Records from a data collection
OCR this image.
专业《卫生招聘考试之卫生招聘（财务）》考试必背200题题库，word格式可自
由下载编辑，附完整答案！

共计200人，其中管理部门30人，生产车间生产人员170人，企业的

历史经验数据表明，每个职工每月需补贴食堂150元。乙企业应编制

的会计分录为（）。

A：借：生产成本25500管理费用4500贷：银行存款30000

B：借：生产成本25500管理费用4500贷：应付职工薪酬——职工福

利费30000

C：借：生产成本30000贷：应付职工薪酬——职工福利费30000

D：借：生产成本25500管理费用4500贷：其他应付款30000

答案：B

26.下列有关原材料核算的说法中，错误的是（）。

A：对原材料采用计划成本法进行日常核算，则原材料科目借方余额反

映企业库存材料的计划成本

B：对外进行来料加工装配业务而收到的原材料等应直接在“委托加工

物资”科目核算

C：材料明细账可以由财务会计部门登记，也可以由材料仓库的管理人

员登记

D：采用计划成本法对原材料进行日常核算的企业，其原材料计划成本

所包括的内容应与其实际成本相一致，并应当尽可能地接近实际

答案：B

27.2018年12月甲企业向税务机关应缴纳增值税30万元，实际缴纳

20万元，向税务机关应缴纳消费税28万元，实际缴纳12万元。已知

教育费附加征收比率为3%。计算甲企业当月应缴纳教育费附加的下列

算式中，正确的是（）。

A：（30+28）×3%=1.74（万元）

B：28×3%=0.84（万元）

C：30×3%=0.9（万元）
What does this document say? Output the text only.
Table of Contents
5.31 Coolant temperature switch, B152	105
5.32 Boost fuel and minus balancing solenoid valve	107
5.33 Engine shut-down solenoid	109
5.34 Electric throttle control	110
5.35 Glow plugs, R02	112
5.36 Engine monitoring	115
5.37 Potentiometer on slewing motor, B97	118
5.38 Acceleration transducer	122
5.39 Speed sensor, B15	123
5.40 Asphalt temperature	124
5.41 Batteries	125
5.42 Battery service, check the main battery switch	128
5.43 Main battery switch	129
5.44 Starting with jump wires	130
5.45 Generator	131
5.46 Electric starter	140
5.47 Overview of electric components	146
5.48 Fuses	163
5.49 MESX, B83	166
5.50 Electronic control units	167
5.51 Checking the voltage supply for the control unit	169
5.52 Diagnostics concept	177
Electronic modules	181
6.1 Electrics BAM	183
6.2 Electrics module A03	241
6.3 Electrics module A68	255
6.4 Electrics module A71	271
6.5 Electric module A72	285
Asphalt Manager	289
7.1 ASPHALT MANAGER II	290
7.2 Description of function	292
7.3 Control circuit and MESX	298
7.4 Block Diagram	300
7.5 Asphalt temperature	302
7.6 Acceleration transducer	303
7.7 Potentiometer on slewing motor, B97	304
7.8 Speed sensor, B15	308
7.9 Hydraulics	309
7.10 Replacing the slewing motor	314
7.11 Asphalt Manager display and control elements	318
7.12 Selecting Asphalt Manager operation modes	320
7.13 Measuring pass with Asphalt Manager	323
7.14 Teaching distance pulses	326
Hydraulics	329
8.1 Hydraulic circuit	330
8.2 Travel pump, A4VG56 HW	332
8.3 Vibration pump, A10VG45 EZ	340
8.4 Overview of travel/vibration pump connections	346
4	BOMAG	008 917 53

Directive
Repeat all the entries word for word.

Output for this task
OCR this image.
专业《卫生招聘考试之卫生招聘（财务）》考试必背200题题库，word格式可自
由下载编辑，附完整答案！

共计200人，其中管理部门30人，生产车间生产人员170人，企业的

历史经验数据表明，每个职工每月需补贴食堂150元。乙企业应编制

的会计分录为（）。

A：借：生产成本25500管理费用4500贷：银行存款30000

B：借：生产成本25500管理费用4500贷：应付职工薪酬——职工福

利费30000

C：借：生产成本30000贷：应付职工薪酬——职工福利费30000

D：借：生产成本25500管理费用4500贷：其他应付款30000

答案：B

26.下列有关原材料核算的说法中，错误的是（）。

A：对原材料采用计划成本法进行日常核算，则原材料科目借方余额反

映企业库存材料的计划成本

B：对外进行来料加工装配业务而收到的原材料等应直接在“委托加工

物资”科目核算

C：材料明细账可以由财务会计部门登记，也可以由材料仓库的管理人

员登记

D：采用计划成本法对原材料进行日常核算的企业，其原材料计划成本

所包括的内容应与其实际成本相一致，并应当尽可能地接近实际

答案：B

27.2018年12月甲企业向税务机关应缴纳增值税30万元，实际缴纳

20万元，向税务机关应缴纳消费税28万元，实际缴纳12万元。已知

教育费附加征收比率为3%。计算甲企业当月应缴纳教育费附加的下列

算式中，正确的是（）。

A：（30+28）×3%=1.74（万元）

B：28×3%=0.84（万元）

C：30×3%=0.9（万元）
What does this document say? Output the text only.
Table of Contents
5.31 Coolant temperature switch, B152	105
5.32 Boost fuel and minus balancing solenoid valve	107
5.33 Engine shut-down solenoid	109
5.34 Electric throttle control	110
5.35 Glow plugs, R02	112
5.36 Engine monitoring	115
5.37 Potentiometer on slewing motor, B97	118
5.38 Acceleration transducer	122
5.39 Speed sensor, B15	123
5.40 Asphalt temperature	124
5.41 Batteries	125
5.42 Battery service, check the main battery switch	128
5.43 Main battery switch	129
5.44 Starting with jump wires	130
5.45 Generator	131
5.46 Electric starter	140
5.47 Overview of electric components	146
5.48 Fuses	163
5.49 MESX, B83	166
5.50 Electronic control units	167
5.51 Checking the voltage supply for the control unit	169
5.52 Diagnostics concept	177
Electronic modules	181
6.1 Electrics BAM	183
6.2 Electrics module A03	241
6.3 Electrics module A68	255
6.4 Electrics module A71	271
6.5 Electric module A72	285
Asphalt Manager	289
7.1 ASPHALT MANAGER II	290
7.2 Description of function	292
7.3 Control circuit and MESX	298
7.4 Block Diagram	300
7.5 Asphalt temperature	302
7.6 Acceleration transducer	303
7.7 Potentiometer on slewing motor, B97	304
7.8 Speed sensor, B15	308
7.9 Hydraulics	309
7.10 Replacing the slewing motor	314
7.11 Asphalt Manager display and control elements	318
7.12 Selecting Asphalt Manager operation modes	320
7.13 Measuring pass with Asphalt Manager	323
7.14 Teaching distance pulses	326
Hydraulics	329
8.1 Hydraulic circuit	330
8.2 Travel pump, A4VG56 HW	332
8.3 Vibration pump, A10VG45 EZ	340
8.4 Overview of travel/vibration pump connections	346
4	BOMAG	008 917 53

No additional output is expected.